Write out each entry again. Keep every word exactly as it is.

================

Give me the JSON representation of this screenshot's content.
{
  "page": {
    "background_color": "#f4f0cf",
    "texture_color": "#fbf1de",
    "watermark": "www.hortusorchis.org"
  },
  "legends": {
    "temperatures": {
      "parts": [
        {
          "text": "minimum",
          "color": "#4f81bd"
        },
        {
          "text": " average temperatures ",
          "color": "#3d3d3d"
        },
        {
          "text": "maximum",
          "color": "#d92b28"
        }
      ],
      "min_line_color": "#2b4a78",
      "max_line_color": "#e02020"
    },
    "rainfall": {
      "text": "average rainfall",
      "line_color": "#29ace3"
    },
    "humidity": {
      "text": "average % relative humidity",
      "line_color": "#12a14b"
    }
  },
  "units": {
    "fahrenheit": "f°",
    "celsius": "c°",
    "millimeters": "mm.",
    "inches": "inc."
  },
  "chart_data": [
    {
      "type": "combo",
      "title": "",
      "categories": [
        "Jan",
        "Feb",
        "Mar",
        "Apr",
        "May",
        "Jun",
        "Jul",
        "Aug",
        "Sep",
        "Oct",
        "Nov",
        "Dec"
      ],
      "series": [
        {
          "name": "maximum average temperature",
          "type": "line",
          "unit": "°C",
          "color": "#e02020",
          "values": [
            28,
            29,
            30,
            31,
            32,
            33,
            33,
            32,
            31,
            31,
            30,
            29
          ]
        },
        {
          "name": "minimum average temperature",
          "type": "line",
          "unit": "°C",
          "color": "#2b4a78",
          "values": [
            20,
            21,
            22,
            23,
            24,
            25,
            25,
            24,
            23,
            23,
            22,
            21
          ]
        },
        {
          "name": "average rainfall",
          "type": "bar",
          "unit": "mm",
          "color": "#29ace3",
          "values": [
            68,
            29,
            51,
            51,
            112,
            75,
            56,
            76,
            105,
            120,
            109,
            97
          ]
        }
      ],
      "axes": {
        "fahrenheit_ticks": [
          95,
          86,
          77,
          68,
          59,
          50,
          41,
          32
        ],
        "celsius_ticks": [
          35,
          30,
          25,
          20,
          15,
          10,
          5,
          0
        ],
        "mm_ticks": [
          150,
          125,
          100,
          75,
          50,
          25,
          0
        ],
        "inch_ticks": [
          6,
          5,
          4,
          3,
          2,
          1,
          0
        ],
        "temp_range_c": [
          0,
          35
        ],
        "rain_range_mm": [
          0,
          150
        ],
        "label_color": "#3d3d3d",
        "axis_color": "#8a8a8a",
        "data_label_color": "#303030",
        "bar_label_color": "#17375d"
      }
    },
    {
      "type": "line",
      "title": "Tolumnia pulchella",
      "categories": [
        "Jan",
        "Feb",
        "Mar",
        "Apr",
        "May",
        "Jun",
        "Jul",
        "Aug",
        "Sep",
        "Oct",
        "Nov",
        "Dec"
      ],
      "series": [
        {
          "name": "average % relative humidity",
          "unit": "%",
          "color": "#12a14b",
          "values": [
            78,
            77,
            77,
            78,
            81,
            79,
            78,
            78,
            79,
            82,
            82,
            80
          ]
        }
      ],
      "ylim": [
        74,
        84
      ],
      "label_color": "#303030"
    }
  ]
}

================

**EXERCISE ANSWER**
Give me the JSON representation of this screenshot's content.
{
  "page": {
    "background_color": "#f4f0cf",
    "texture_color": "#fbf1de",
    "watermark": "www.hortusorchis.org"
  },
  "legends": {
    "temperatures": {
      "parts": [
        {
          "text": "minimum",
          "color": "#4f81bd"
        },
        {
          "text": " average temperatures ",
          "color": "#3d3d3d"
        },
        {
          "text": "maximum",
          "color": "#d92b28"
        }
      ],
      "min_line_color": "#2b4a78",
      "max_line_color": "#e02020"
    },
    "rainfall": {
      "text": "average rainfall",
      "line_color": "#29ace3"
    },
    "humidity": {
      "text": "average % relative humidity",
      "line_color": "#12a14b"
    }
  },
  "units": {
    "fahrenheit": "f°",
    "celsius": "c°",
    "millimeters": "mm.",
    "inches": "inc."
  },
  "chart_data": [
    {
      "type": "combo",
      "title": "",
      "categories": [
        "Jan",
        "Feb",
        "Mar",
        "Apr",
        "May",
        "Jun",
        "Jul",
        "Aug",
        "Sep",
        "Oct",
        "Nov",
        "Dec"
      ],
      "series": [
        {
          "name": "maximum average temperature",
          "type": "line",
          "unit": "°C",
          "color": "#e02020",
          "values": [
            28,
            29,
            30,
            31,
            32,
            33,
            33,
            32,
            31,
            31,
            30,
            29
          ]
        },
        {
          "name": "minimum average temperature",
          "type": "line",
          "unit": "°C",
          "color": "#2b4a78",
          "values": [
            20,
            21,
            22,
            23,
            24,
            25,
            25,
            24,
            23,
            23,
            22,
            21
          ]
        },
        {
          "name": "average rainfall",
          "type": "bar",
          "unit": "mm",
          "color": "#29ace3",
          "values": [
            68,
            29,
            51,
            51,
            112,
            75,
            56,
            76,
            105,
            120,
            109,
            97
          ]
        }
      ],
      "axes": {
        "fahrenheit_ticks": [
          95,
          86,
          77,
          68,
          59,
          50,
          41,
          32
        ],
        "celsius_ticks": [
          35,
          30,
          25,
          20,
          15,
          10,
          5,
          0
        ],
        "mm_ticks": [
          150,
          125,
          100,
          75,
          50,
          25,
          0
        ],
        "inch_ticks": [
          6,
          5,
          4,
          3,
          2,
          1,
          0
        ],
        "temp_range_c": [
          0,
          35
        ],
        "rain_range_mm": [
          0,
          150
        ],
        "label_color": "#3d3d3d",
        "axis_color": "#8a8a8a",
        "data_label_color": "#303030",
        "bar_label_color": "#17375d"
      }
    },
    {
      "type": "line",
      "title": "Tolumnia pulchella",
      "categories": [
        "Jan",
        "Feb",
        "Mar",
        "Apr",
        "May",
        "Jun",
        "Jul",
        "Aug",
        "Sep",
        "Oct",
        "Nov",
        "Dec"
      ],
      "series": [
        {
          "name": "average % relative humidity",
          "unit": "%",
          "color": "#12a14b",
          "values": [
            78,
            77,
            77,
            78,
            81,
            79,
            78,
            78,
            79,
            82,
            82,
            80
          ]
        }
      ],
      "ylim": [
        74,
        84
      ],
      "label_color": "#303030"
    }
  ]
}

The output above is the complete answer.